> Material for this exercise:
--- start ---
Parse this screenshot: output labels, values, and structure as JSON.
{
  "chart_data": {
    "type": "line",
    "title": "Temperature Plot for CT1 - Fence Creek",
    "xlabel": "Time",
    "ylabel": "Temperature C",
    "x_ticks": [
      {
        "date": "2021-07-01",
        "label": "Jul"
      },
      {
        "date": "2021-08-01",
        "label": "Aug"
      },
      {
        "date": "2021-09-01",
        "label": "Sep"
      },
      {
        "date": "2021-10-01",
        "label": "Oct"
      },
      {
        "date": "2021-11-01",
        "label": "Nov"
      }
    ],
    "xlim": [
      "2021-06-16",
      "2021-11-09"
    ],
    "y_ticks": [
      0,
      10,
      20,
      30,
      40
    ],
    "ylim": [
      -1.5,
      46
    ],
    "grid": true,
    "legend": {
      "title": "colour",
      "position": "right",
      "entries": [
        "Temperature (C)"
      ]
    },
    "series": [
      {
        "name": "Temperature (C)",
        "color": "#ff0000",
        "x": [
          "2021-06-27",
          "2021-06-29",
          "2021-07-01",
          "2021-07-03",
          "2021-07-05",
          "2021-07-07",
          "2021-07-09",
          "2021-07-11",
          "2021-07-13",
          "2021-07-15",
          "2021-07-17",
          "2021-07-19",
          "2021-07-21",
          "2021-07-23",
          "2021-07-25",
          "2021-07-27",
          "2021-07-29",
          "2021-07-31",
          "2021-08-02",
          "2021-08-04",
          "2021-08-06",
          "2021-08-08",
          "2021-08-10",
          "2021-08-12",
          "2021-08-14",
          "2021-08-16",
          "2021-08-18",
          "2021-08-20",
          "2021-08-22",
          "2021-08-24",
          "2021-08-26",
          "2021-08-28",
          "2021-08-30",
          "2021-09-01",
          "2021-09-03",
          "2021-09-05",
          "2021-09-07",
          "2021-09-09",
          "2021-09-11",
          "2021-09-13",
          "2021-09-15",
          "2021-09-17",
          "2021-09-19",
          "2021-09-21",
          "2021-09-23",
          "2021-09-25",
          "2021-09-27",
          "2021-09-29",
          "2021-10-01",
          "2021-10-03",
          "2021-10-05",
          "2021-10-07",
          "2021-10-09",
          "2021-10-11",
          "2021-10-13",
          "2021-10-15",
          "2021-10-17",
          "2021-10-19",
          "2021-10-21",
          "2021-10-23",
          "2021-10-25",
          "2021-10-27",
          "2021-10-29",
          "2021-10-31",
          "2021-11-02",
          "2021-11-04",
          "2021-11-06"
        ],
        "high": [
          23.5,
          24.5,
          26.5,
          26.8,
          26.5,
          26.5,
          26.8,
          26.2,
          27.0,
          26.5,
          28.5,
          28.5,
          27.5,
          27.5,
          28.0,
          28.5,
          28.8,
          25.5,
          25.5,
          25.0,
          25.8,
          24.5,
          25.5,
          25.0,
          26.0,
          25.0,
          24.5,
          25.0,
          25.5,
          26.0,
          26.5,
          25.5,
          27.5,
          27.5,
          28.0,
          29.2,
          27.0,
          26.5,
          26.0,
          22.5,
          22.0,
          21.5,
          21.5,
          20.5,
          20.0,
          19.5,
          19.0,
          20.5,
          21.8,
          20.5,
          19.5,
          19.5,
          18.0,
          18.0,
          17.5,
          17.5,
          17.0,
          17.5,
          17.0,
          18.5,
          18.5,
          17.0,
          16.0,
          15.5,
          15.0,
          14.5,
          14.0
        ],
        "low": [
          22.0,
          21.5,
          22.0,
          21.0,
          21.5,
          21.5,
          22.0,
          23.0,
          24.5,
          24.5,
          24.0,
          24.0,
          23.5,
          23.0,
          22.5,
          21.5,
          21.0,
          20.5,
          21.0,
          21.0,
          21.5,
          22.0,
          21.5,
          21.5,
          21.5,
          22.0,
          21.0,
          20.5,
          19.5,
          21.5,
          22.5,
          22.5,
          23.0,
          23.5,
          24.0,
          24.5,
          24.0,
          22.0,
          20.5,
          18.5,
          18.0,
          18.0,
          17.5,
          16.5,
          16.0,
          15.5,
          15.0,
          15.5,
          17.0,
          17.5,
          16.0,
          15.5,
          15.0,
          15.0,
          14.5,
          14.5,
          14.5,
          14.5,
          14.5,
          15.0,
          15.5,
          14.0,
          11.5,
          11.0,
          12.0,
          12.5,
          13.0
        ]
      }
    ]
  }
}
--- end ---
> What this task involves: Take the entries and copy them out exactly.

> Answer to the exercise:
Parse this screenshot: output labels, values, and structure as JSON.
{
  "chart_data": {
    "type": "line",
    "title": "Temperature Plot for CT1 - Fence Creek",
    "xlabel": "Time",
    "ylabel": "Temperature C",
    "x_ticks": [
      {
        "date": "2021-07-01",
        "label": "Jul"
      },
      {
        "date": "2021-08-01",
        "label": "Aug"
      },
      {
        "date": "2021-09-01",
        "label": "Sep"
      },
      {
        "date": "2021-10-01",
        "label": "Oct"
      },
      {
        "date": "2021-11-01",
        "label": "Nov"
      }
    ],
    "xlim": [
      "2021-06-16",
      "2021-11-09"
    ],
    "y_ticks": [
      0,
      10,
      20,
      30,
      40
    ],
    "ylim": [
      -1.5,
      46
    ],
    "grid": true,
    "legend": {
      "title": "colour",
      "position": "right",
      "entries": [
        "Temperature (C)"
      ]
    },
    "series": [
      {
        "name": "Temperature (C)",
        "color": "#ff0000",
        "x": [
          "2021-06-27",
          "2021-06-29",
          "2021-07-01",
          "2021-07-03",
          "2021-07-05",
          "2021-07-07",
          "2021-07-09",
          "2021-07-11",
          "2021-07-13",
          "2021-07-15",
          "2021-07-17",
          "2021-07-19",
          "2021-07-21",
          "2021-07-23",
          "2021-07-25",
          "2021-07-27",
          "2021-07-29",
          "2021-07-31",
          "2021-08-02",
          "2021-08-04",
          "2021-08-06",
          "2021-08-08",
          "2021-08-10",
          "2021-08-12",
          "2021-08-14",
          "2021-08-16",
          "2021-08-18",
          "2021-08-20",
          "2021-08-22",
          "2021-08-24",
          "2021-08-26",
          "2021-08-28",
          "2021-08-30",
          "2021-09-01",
          "2021-09-03",
          "2021-09-05",
          "2021-09-07",
          "2021-09-09",
          "2021-09-11",
          "2021-09-13",
          "2021-09-15",
          "2021-09-17",
          "2021-09-19",
          "2021-09-21",
          "2021-09-23",
          "2021-09-25",
          "2021-09-27",
          "2021-09-29",
          "2021-10-01",
          "2021-10-03",
          "2021-10-05",
          "2021-10-07",
          "2021-10-09",
          "2021-10-11",
          "2021-10-13",
          "2021-10-15",
          "2021-10-17",
          "2021-10-19",
          "2021-10-21",
          "2021-10-23",
          "2021-10-25",
          "2021-10-27",
          "2021-10-29",
          "2021-10-31",
          "2021-11-02",
          "2021-11-04",
          "2021-11-06"
        ],
        "high": [
          23.5,
          24.5,
          26.5,
          26.8,
          26.5,
          26.5,
          26.8,
          26.2,
          27.0,
          26.5,
          28.5,
          28.5,
          27.5,
          27.5,
          28.0,
          28.5,
          28.8,
          25.5,
          25.5,
          25.0,
          25.8,
          24.5,
          25.5,
          25.0,
          26.0,
          25.0,
          24.5,
          25.0,
          25.5,
          26.0,
          26.5,
          25.5,
          27.5,
          27.5,
          28.0,
          29.2,
          27.0,
          26.5,
          26.0,
          22.5,
          22.0,
          21.5,
          21.5,
          20.5,
          20.0,
          19.5,
          19.0,
          20.5,
          21.8,
          20.5,
          19.5,
          19.5,
          18.0,
          18.0,
          17.5,
          17.5,
          17.0,
          17.5,
          17.0,
          18.5,
          18.5,
          17.0,
          16.0,
          15.5,
          15.0,
          14.5,
          14.0
        ],
        "low": [
          22.0,
          21.5,
          22.0,
          21.0,
          21.5,
          21.5,
          22.0,
          23.0,
          24.5,
          24.5,
          24.0,
          24.0,
          23.5,
          23.0,
          22.5,
          21.5,
          21.0,
          20.5,
          21.0,
          21.0,
          21.5,
          22.0,
          21.5,
          21.5,
          21.5,
          22.0,
          21.0,
          20.5,
          19.5,
          21.5,
          22.5,
          22.5,
          23.0,
          23.5,
          24.0,
          24.5,
          24.0,
          22.0,
          20.5,
          18.5,
          18.0,
          18.0,
          17.5,
          16.5,
          16.0,
          15.5,
          15.0,
          15.5,
          17.0,
          17.5,
          16.0,
          15.5,
          15.0,
          15.0,
          14.5,
          14.5,
          14.5,
          14.5,
          14.5,
          15.0,
          15.5,
          14.0,
          11.5,
          11.0,
          12.0,
          12.5,
          13.0
        ]
      }
    ]
  }
}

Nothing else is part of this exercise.